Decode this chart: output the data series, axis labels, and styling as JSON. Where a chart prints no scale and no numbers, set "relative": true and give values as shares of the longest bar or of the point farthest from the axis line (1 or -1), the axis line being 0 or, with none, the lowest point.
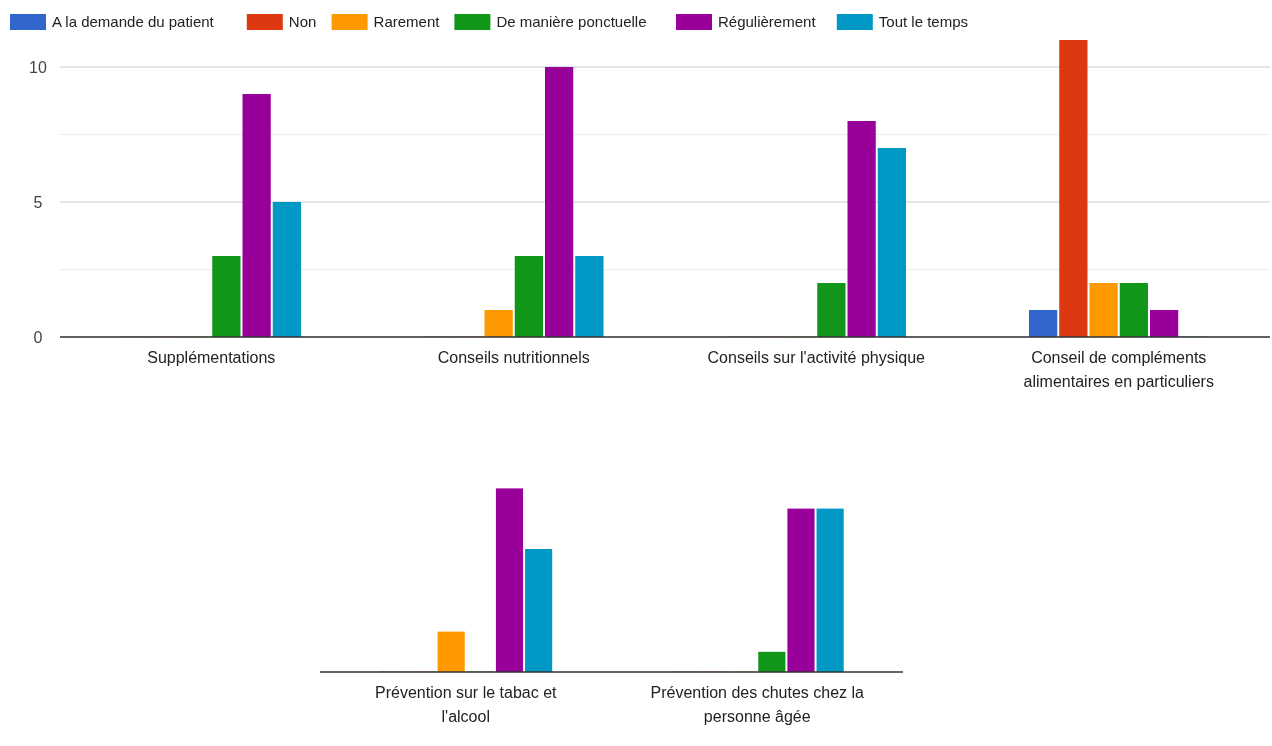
{
  "chart_data": [
    {
      "type": "bar",
      "categories": [
        "Supplémentations",
        "Conseils nutritionnels",
        "Conseils sur l'activité physique",
        "Conseil de compléments alimentaires en particuliers"
      ],
      "series": [
        {
          "name": "A la demande du patient",
          "color": "#3366cc",
          "values": [
            0,
            0,
            0,
            1
          ]
        },
        {
          "name": "Non",
          "color": "#dc3912",
          "values": [
            0,
            0,
            0,
            11
          ]
        },
        {
          "name": "Rarement",
          "color": "#ff9900",
          "values": [
            0,
            1,
            0,
            2
          ]
        },
        {
          "name": "De manière ponctuelle",
          "color": "#109618",
          "values": [
            3,
            3,
            2,
            2
          ]
        },
        {
          "name": "Régulièrement",
          "color": "#990099",
          "values": [
            9,
            10,
            8,
            1
          ]
        },
        {
          "name": "Tout le temps",
          "color": "#0099c6",
          "values": [
            5,
            3,
            7,
            0
          ]
        }
      ],
      "ylim": [
        0,
        11
      ],
      "yticks": [
        0,
        {
          "value": 2.5,
          "label": null
        },
        5,
        {
          "value": 7.5,
          "label": null
        },
        10
      ],
      "grid": true,
      "legend": "top"
    },
    {
      "type": "bar",
      "relative": true,
      "categories": [
        "Prévention sur le tabac et l'alcool",
        "Prévention des chutes chez la personne âgée"
      ],
      "series": [
        {
          "color": "#3366cc",
          "values": [
            0,
            0
          ]
        },
        {
          "color": "#dc3912",
          "values": [
            0,
            0
          ]
        },
        {
          "color": "#ff9900",
          "values": [
            0.22,
            0
          ]
        },
        {
          "color": "#109618",
          "values": [
            0,
            0.11
          ]
        },
        {
          "color": "#990099",
          "values": [
            1,
            0.89
          ]
        },
        {
          "color": "#0099c6",
          "values": [
            0.67,
            0.89
          ]
        }
      ]
    }
  ]
}
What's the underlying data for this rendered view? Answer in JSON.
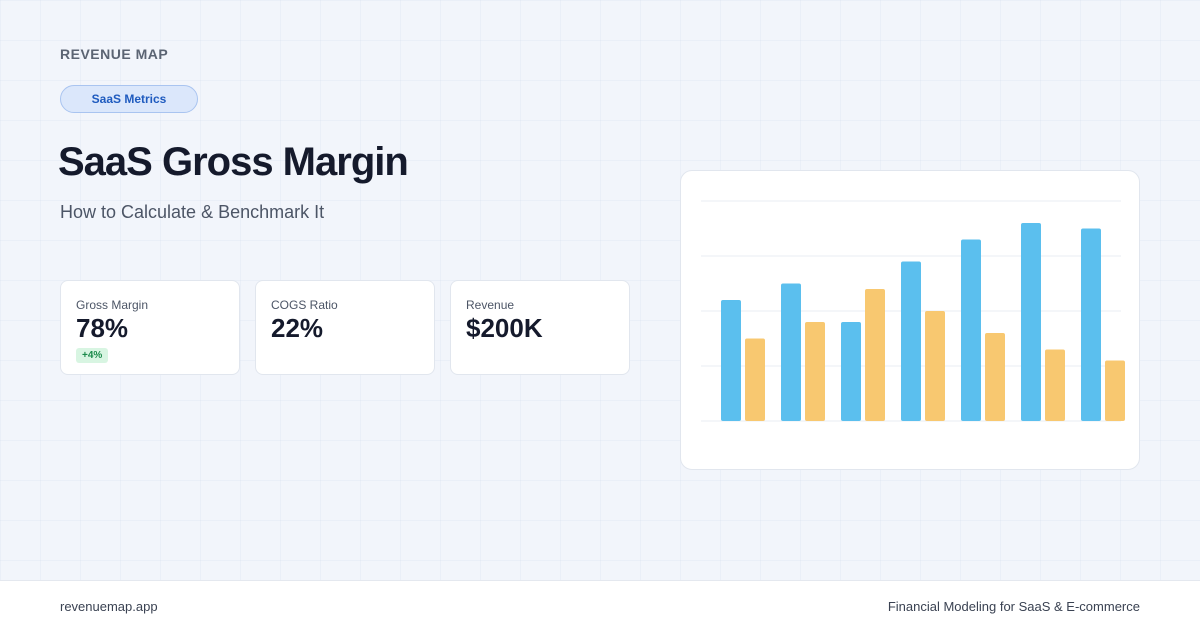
{
  "header": {
    "brand": "REVENUE MAP",
    "tag": "SaaS Metrics",
    "title": "SaaS Gross Margin",
    "subtitle": "How to Calculate & Benchmark It"
  },
  "metrics": [
    {
      "label": "Gross Margin",
      "value": "78%",
      "badge": "+4%"
    },
    {
      "label": "COGS Ratio",
      "value": "22%"
    },
    {
      "label": "Revenue",
      "value": "$200K"
    }
  ],
  "footer": {
    "site": "revenuemap.app",
    "tagline": "Financial Modeling for SaaS & E-commerce"
  },
  "chart_data": {
    "type": "bar",
    "categories": [
      null,
      null,
      null,
      null,
      null,
      null,
      null
    ],
    "series": [
      {
        "color": "#5bbfee",
        "values": [
          2.2,
          2.5,
          1.8,
          2.9,
          3.3,
          3.6,
          3.5
        ]
      },
      {
        "color": "#f8c870",
        "values": [
          1.5,
          1.8,
          2.4,
          2.0,
          1.6,
          1.3,
          1.1
        ]
      }
    ],
    "ylim": [
      0,
      4
    ],
    "yticks": [
      0,
      1,
      2,
      3,
      4
    ],
    "grid": true
  }
}
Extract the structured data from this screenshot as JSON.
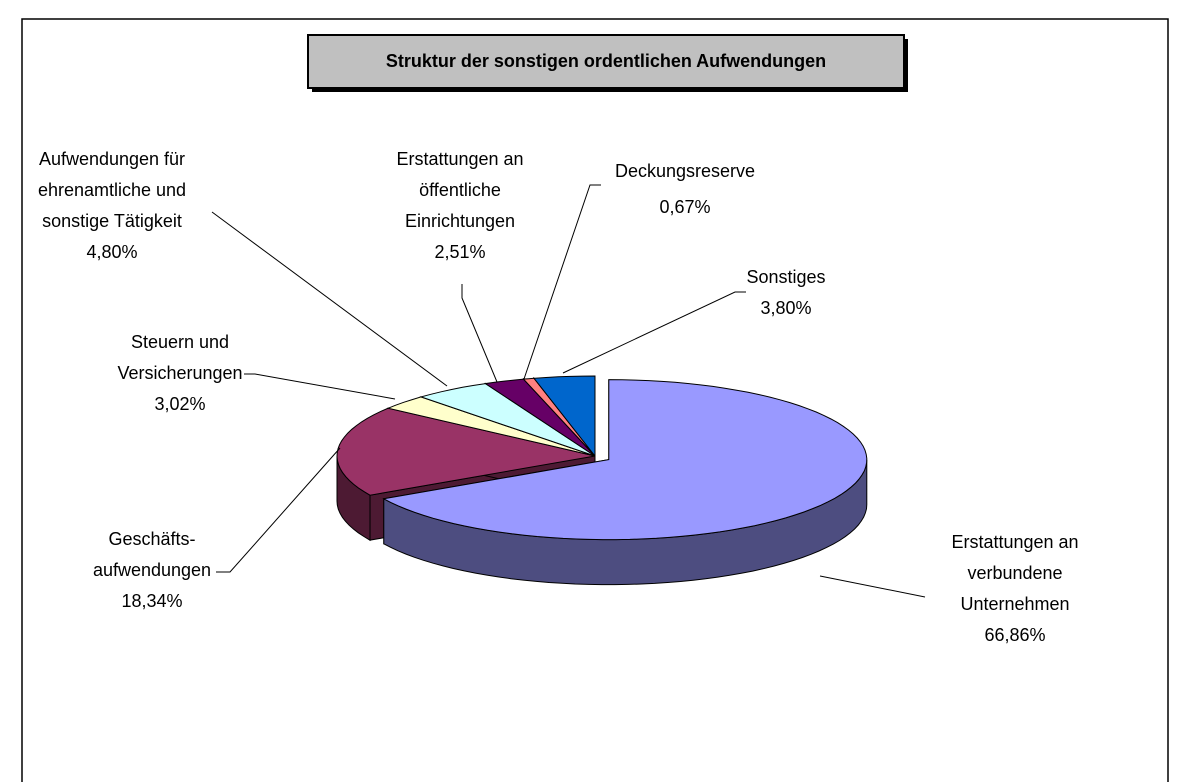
{
  "chart_data": {
    "type": "pie3d",
    "title": "Struktur der sonstigen ordentlichen Aufwendungen",
    "categories": [
      "Erstattungen an\nverbundene\nUnternehmen",
      "Geschäfts-\naufwendungen",
      "Steuern und\nVersicherungen",
      "Aufwendungen für\nehrenamtliche und\nsonstige Tätigkeit",
      "Erstattungen an\nöffentliche\nEinrichtungen",
      "Deckungsreserve",
      "Sonstiges"
    ],
    "values": [
      66.86,
      18.34,
      3.02,
      4.8,
      2.51,
      0.67,
      3.8
    ],
    "value_labels": [
      "66,86%",
      "18,34%",
      "3,02%",
      "4,80%",
      "2,51%",
      "0,67%",
      "3,80%"
    ],
    "colors": [
      "#9999ff",
      "#993366",
      "#ffffcc",
      "#ccffff",
      "#660066",
      "#ff8080",
      "#0066cc"
    ]
  }
}
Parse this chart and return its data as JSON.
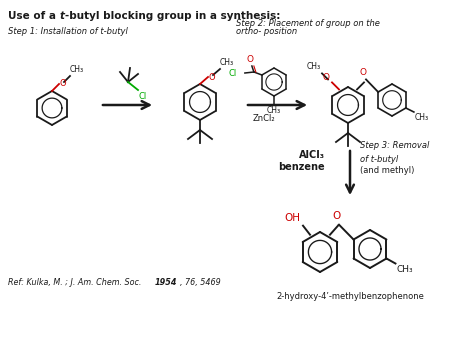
{
  "title_normal": "Use of a ",
  "title_italic": "t",
  "title_rest": "-butyl blocking group in a synthesis:",
  "bg_color": "#ffffff",
  "step1_label": "Step 1: Installation of t-butyl",
  "step2_label": "Step 2: Placement of group on the\northo- position",
  "step3_label": "Step 3: Removal\nof t-butyl",
  "step3_sub": "(and methyl)",
  "reagent1": "ZnCl₂",
  "reagent2_line1": "AlCl₃",
  "reagent2_line2": "benzene",
  "product_name": "2-hydroxy-4’-methylbenzophenone",
  "ref_italic": "Ref: Kulka, M. ; J. Am. Chem. Soc. ",
  "ref_bold": "1954",
  "ref_rest": ", 76, 5469",
  "red": "#cc0000",
  "green": "#00aa00",
  "black": "#1a1a1a",
  "dkgray": "#333333"
}
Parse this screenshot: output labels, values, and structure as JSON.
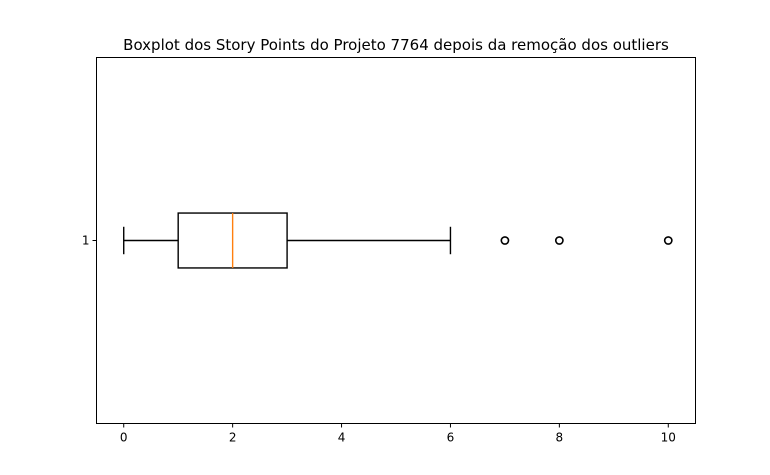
{
  "chart_data": {
    "type": "boxplot",
    "orientation": "horizontal",
    "title": "Boxplot dos Story Points do Projeto 7764 depois da remoção dos outliers",
    "xlabel": "",
    "ylabel": "",
    "xlim": [
      -0.5,
      10.5
    ],
    "x_ticks": [
      0,
      2,
      4,
      6,
      8,
      10
    ],
    "x_tick_labels": [
      "0",
      "2",
      "4",
      "6",
      "8",
      "10"
    ],
    "y_ticks": [
      1
    ],
    "y_tick_labels": [
      "1"
    ],
    "grid": false,
    "boxes": [
      {
        "position": 1,
        "whisker_low": 0,
        "q1": 1,
        "median": 2,
        "q3": 3,
        "whisker_high": 6,
        "outliers": [
          7,
          8,
          10
        ]
      }
    ],
    "colors": {
      "box": "#000000",
      "median": "#ff7f0e",
      "outlier_edge": "#000000"
    }
  }
}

==================================================

EXERCISE PROMPT: Reproduce the listing exactly. Leave its pictures out.

CORRECT OUTPUT:
Decode this chart: output the data series, axis labels, and styling as JSON. Where a chart prints no scale and no numbers, set "relative": true and give values as shares of the longest bar or of the point farthest from the axis line (1 or -1), the axis line being 0 or, with none, the lowest point.
{
  "chart_data": [
    {
      "type": "bar",
      "categories": [
        "Supplémentations",
        "Conseils nutritionnels",
        "Conseils sur l'activité physique",
        "Conseil de compléments alimentaires en particuliers"
      ],
      "series": [
        {
          "name": "A la demande du patient",
          "color": "#3366cc",
          "values": [
            0,
            0,
            0,
            1
          ]
        },
        {
          "name": "Non",
          "color": "#dc3912",
          "values": [
            0,
            0,
            0,
            11
          ]
        },
        {
          "name": "Rarement",
          "color": "#ff9900",
          "values": [
            0,
            1,
            0,
            2
          ]
        },
        {
          "name": "De manière ponctuelle",
          "color": "#109618",
          "values": [
            3,
            3,
            2,
            2
          ]
        },
        {
          "name": "Régulièrement",
          "color": "#990099",
          "values": [
            9,
            10,
            8,
            1
          ]
        },
        {
          "name": "Tout le temps",
          "color": "#0099c6",
          "values": [
            5,
            3,
            7,
            0
          ]
        }
      ],
      "ylim": [
        0,
        11
      ],
      "yticks": [
        0,
        {
          "value": 2.5,
          "label": null
        },
        5,
        {
          "value": 7.5,
          "label": null
        },
        10
      ],
      "grid": true,
      "legend": "top"
    },
    {
      "type": "bar",
      "relative": true,
      "categories": [
        "Prévention sur le tabac et l'alcool",
        "Prévention des chutes chez la personne âgée"
      ],
      "series": [
        {
          "color": "#3366cc",
          "values": [
            0,
            0
          ]
        },
        {
          "color": "#dc3912",
          "values": [
            0,
            0
          ]
        },
        {
          "color": "#ff9900",
          "values": [
            0.22,
            0
          ]
        },
        {
          "color": "#109618",
          "values": [
            0,
            0.11
          ]
        },
        {
          "color": "#990099",
          "values": [
            1,
            0.89
          ]
        },
        {
          "color": "#0099c6",
          "values": [
            0.67,
            0.89
          ]
        }
      ]
    }
  ]
}
What's the underlying data for this rendered view? Answer in JSON.
{
  "header": {
    "brand": "REVENUE MAP",
    "tag": "SaaS Metrics",
    "title": "SaaS Gross Margin",
    "subtitle": "How to Calculate & Benchmark It"
  },
  "metrics": [
    {
      "label": "Gross Margin",
      "value": "78%",
      "badge": "+4%"
    },
    {
      "label": "COGS Ratio",
      "value": "22%"
    },
    {
      "label": "Revenue",
      "value": "$200K"
    }
  ],
  "footer": {
    "site": "revenuemap.app",
    "tagline": "Financial Modeling for SaaS & E-commerce"
  },
  "chart_data": {
    "type": "bar",
    "categories": [
      null,
      null,
      null,
      null,
      null,
      null,
      null
    ],
    "series": [
      {
        "color": "#5bbfee",
        "values": [
          2.2,
          2.5,
          1.8,
          2.9,
          3.3,
          3.6,
          3.5
        ]
      },
      {
        "color": "#f8c870",
        "values": [
          1.5,
          1.8,
          2.4,
          2.0,
          1.6,
          1.3,
          1.1
        ]
      }
    ],
    "ylim": [
      0,
      4
    ],
    "yticks": [
      0,
      1,
      2,
      3,
      4
    ],
    "grid": true
  }
}
Extract the structured data from this screenshot as JSON.
{
  "chart_data": {
    "type": "pie3d",
    "title": "Struktur der sonstigen ordentlichen Aufwendungen",
    "categories": [
      "Erstattungen an\nverbundene\nUnternehmen",
      "Geschäfts-\naufwendungen",
      "Steuern und\nVersicherungen",
      "Aufwendungen für\nehrenamtliche und\nsonstige Tätigkeit",
      "Erstattungen an\nöffentliche\nEinrichtungen",
      "Deckungsreserve",
      "Sonstiges"
    ],
    "values": [
      66.86,
      18.34,
      3.02,
      4.8,
      2.51,
      0.67,
      3.8
    ],
    "value_labels": [
      "66,86%",
      "18,34%",
      "3,02%",
      "4,80%",
      "2,51%",
      "0,67%",
      "3,80%"
    ],
    "colors": [
      "#9999ff",
      "#993366",
      "#ffffcc",
      "#ccffff",
      "#660066",
      "#ff8080",
      "#0066cc"
    ]
  }
}
Parse this chart and return its data as JSON.
{
  "title_normal": "Use of a ",
  "title_italic": "t",
  "title_rest": "-butyl blocking group in a synthesis:",
  "bg_color": "#ffffff",
  "step1_label": "Step 1: Installation of t-butyl",
  "step2_label": "Step 2: Placement of group on the\northo- position",
  "step3_label": "Step 3: Removal\nof t-butyl",
  "step3_sub": "(and methyl)",
  "reagent1": "ZnCl₂",
  "reagent2_line1": "AlCl₃",
  "reagent2_line2": "benzene",
  "product_name": "2-hydroxy-4’-methylbenzophenone",
  "ref_italic": "Ref: Kulka, M. ; J. Am. Chem. Soc. ",
  "ref_bold": "1954",
  "ref_rest": ", 76, 5469",
  "red": "#cc0000",
  "green": "#00aa00",
  "black": "#1a1a1a",
  "dkgray": "#333333"
}
Parse this screenshot: output labels, values, and structure as JSON.
{
  "chart_data": {
    "type": "boxplot",
    "orientation": "horizontal",
    "title": "Boxplot dos Story Points do Projeto 7764 depois da remoção dos outliers",
    "xlabel": "",
    "ylabel": "",
    "xlim": [
      -0.5,
      10.5
    ],
    "x_ticks": [
      0,
      2,
      4,
      6,
      8,
      10
    ],
    "x_tick_labels": [
      "0",
      "2",
      "4",
      "6",
      "8",
      "10"
    ],
    "y_ticks": [
      1
    ],
    "y_tick_labels": [
      "1"
    ],
    "grid": false,
    "boxes": [
      {
        "position": 1,
        "whisker_low": 0,
        "q1": 1,
        "median": 2,
        "q3": 3,
        "whisker_high": 6,
        "outliers": [
          7,
          8,
          10
        ]
      }
    ],
    "colors": {
      "box": "#000000",
      "median": "#ff7f0e",
      "outlier_edge": "#000000"
    }
  }
}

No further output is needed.